▶ _AVAILABLE DATA_

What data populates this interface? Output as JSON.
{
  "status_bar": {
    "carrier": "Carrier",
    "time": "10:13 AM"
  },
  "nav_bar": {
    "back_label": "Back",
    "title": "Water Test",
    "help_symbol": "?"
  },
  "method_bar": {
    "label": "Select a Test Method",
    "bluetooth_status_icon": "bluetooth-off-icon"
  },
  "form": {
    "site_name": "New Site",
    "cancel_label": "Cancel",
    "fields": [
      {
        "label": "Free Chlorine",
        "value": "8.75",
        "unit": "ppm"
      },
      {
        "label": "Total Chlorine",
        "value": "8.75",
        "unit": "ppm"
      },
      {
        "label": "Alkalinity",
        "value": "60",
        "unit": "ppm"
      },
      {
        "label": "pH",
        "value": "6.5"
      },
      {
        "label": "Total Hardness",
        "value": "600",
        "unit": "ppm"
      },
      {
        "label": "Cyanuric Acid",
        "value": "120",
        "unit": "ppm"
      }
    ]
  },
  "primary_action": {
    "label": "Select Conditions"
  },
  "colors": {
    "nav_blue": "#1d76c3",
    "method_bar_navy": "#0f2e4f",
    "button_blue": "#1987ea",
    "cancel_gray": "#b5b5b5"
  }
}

...

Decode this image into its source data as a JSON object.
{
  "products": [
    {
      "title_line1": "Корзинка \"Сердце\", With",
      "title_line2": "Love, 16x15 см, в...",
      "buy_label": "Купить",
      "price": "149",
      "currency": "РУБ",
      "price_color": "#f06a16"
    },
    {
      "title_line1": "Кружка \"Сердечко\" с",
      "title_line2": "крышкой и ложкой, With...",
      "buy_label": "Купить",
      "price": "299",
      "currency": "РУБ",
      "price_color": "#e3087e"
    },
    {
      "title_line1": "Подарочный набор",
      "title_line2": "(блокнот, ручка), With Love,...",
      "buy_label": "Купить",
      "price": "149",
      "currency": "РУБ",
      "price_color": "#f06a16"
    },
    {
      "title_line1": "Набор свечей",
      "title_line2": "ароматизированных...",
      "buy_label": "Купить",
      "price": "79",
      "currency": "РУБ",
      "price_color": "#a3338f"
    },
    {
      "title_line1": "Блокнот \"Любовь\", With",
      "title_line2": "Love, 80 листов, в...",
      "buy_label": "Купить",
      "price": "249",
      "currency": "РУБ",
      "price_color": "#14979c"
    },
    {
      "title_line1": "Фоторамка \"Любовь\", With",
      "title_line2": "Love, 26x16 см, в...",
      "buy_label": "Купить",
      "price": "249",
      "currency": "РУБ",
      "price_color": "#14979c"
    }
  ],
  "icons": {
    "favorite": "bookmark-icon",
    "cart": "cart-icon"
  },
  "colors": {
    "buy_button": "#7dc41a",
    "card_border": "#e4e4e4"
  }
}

---

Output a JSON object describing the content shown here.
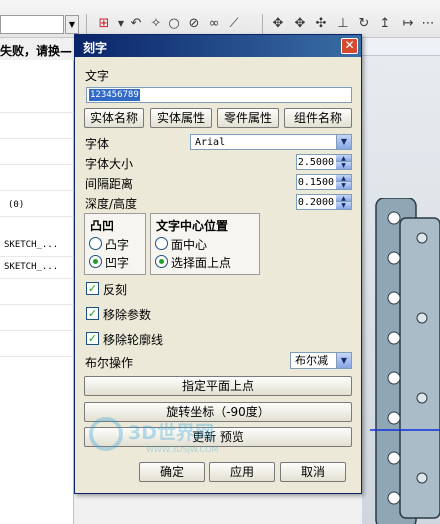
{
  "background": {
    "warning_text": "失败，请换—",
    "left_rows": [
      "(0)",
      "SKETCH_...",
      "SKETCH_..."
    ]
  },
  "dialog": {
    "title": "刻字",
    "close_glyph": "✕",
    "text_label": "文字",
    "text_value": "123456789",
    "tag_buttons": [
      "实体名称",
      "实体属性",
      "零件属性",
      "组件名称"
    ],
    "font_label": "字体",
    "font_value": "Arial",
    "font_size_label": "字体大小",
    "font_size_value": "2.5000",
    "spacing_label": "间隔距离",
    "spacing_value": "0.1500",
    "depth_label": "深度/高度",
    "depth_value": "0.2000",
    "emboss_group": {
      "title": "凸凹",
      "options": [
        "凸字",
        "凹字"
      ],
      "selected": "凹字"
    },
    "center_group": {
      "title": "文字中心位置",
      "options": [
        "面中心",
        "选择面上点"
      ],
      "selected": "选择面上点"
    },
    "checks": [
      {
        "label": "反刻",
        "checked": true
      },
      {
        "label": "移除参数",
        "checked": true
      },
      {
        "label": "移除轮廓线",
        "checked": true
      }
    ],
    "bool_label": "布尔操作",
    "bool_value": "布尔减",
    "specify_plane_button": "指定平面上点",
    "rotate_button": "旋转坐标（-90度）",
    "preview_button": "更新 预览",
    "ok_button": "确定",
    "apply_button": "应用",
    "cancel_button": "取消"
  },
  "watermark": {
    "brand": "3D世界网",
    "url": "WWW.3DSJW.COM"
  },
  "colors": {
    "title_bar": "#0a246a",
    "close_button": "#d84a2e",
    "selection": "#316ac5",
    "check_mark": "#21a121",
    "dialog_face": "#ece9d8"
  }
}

▶ _GIVEN EXERCISE_
Across the entries, how many lines hold the word "object"? Say only the number.

▶ _FINAL RESULT_
2